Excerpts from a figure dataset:
(begin)

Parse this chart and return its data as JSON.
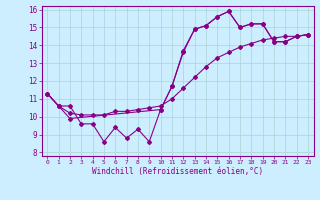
{
  "xlabel": "Windchill (Refroidissement éolien,°C)",
  "bg_color": "#cceeff",
  "line_color": "#880088",
  "marker": "D",
  "markersize": 2,
  "linewidth": 0.8,
  "xlim": [
    -0.5,
    23.5
  ],
  "ylim": [
    7.8,
    16.2
  ],
  "yticks": [
    8,
    9,
    10,
    11,
    12,
    13,
    14,
    15,
    16
  ],
  "xticks": [
    0,
    1,
    2,
    3,
    4,
    5,
    6,
    7,
    8,
    9,
    10,
    11,
    12,
    13,
    14,
    15,
    16,
    17,
    18,
    19,
    20,
    21,
    22,
    23
  ],
  "series": [
    {
      "x": [
        0,
        1,
        2,
        3,
        4,
        5,
        6,
        7,
        8,
        9,
        10,
        11,
        12,
        13,
        14,
        15,
        16,
        17,
        18,
        19,
        20,
        21,
        22,
        23
      ],
      "y": [
        11.3,
        10.6,
        10.6,
        9.6,
        9.6,
        8.6,
        9.4,
        8.8,
        9.3,
        8.6,
        10.4,
        11.7,
        13.6,
        14.9,
        15.1,
        15.6,
        15.9,
        15.0,
        15.2,
        15.2,
        14.2,
        14.2,
        14.5,
        14.6
      ]
    },
    {
      "x": [
        0,
        1,
        2,
        3,
        4,
        5,
        6,
        7,
        8,
        9,
        10,
        11,
        12,
        13,
        14,
        15,
        16,
        17,
        18,
        19,
        20,
        21,
        22,
        23
      ],
      "y": [
        11.3,
        10.6,
        10.2,
        10.1,
        10.1,
        10.1,
        10.3,
        10.3,
        10.4,
        10.5,
        10.6,
        11.0,
        11.6,
        12.2,
        12.8,
        13.3,
        13.6,
        13.9,
        14.1,
        14.3,
        14.4,
        14.5,
        14.5,
        14.6
      ]
    },
    {
      "x": [
        0,
        1,
        2,
        10,
        11,
        12,
        13,
        14,
        15,
        16,
        17,
        18,
        19,
        20,
        21,
        22,
        23
      ],
      "y": [
        11.3,
        10.6,
        9.9,
        10.4,
        11.7,
        13.7,
        14.9,
        15.1,
        15.6,
        15.9,
        15.0,
        15.2,
        15.2,
        14.2,
        14.2,
        14.5,
        14.6
      ]
    }
  ]
}
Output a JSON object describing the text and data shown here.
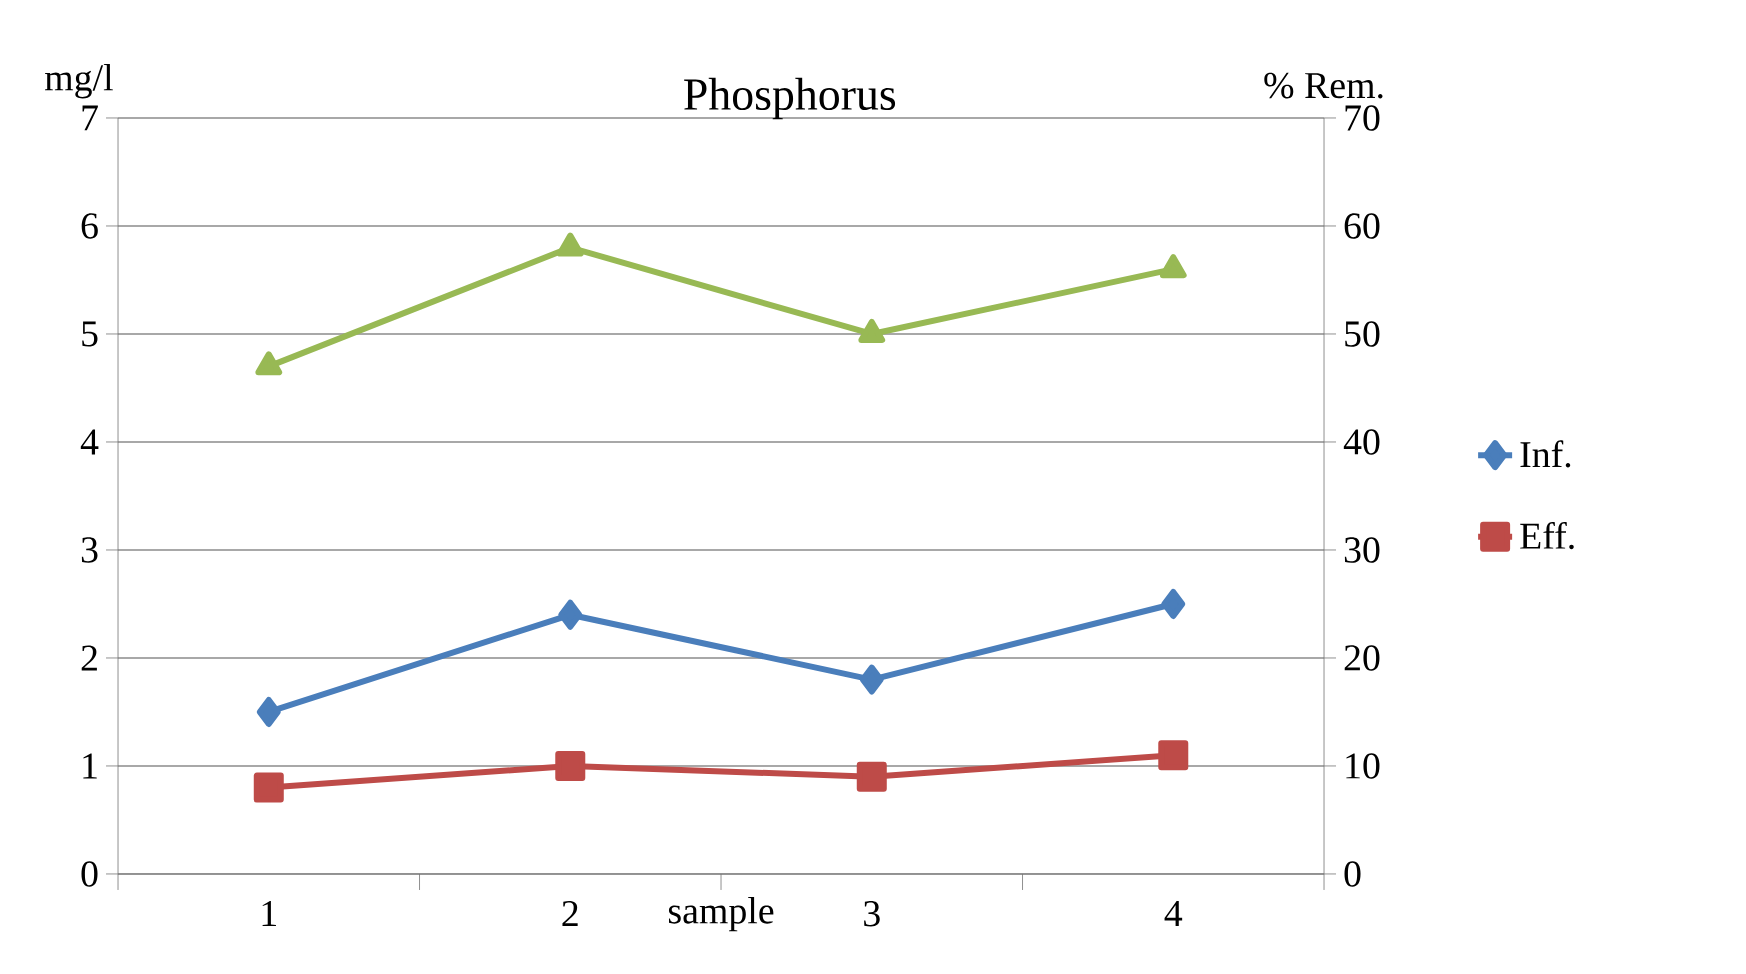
{
  "chart_data": {
    "type": "line",
    "title": "Phosphorus",
    "xlabel": "sample",
    "ylabel": "mg/l",
    "y2label": "% Rem.",
    "categories": [
      "1",
      "2",
      "3",
      "4"
    ],
    "series": [
      {
        "name": "Inf.",
        "color": "#4a7ebb",
        "marker": "diamond",
        "values": [
          1.5,
          2.4,
          1.8,
          2.5
        ]
      },
      {
        "name": "Eff.",
        "color": "#be4b48",
        "marker": "square",
        "values": [
          0.8,
          1.0,
          0.9,
          1.1
        ]
      },
      {
        "color": "#98b954",
        "marker": "triangle",
        "axis": "y2",
        "values": [
          47,
          58,
          50,
          56
        ]
      }
    ],
    "ylim": [
      0,
      7
    ],
    "yticks": [
      0,
      1,
      2,
      3,
      4,
      5,
      6,
      7
    ],
    "y2lim": [
      0,
      70
    ],
    "y2ticks": [
      0,
      10,
      20,
      30,
      40,
      50,
      60,
      70
    ],
    "grid": "y",
    "legend": "right"
  }
}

(end)

** What you will do **
Each line with the string "xlabel" in it needs to be found and copied.

** Reply to the exercise **
  "xlabel": "Windchill (Refroidissement éolien,°C)",
    "xlabel": "sample",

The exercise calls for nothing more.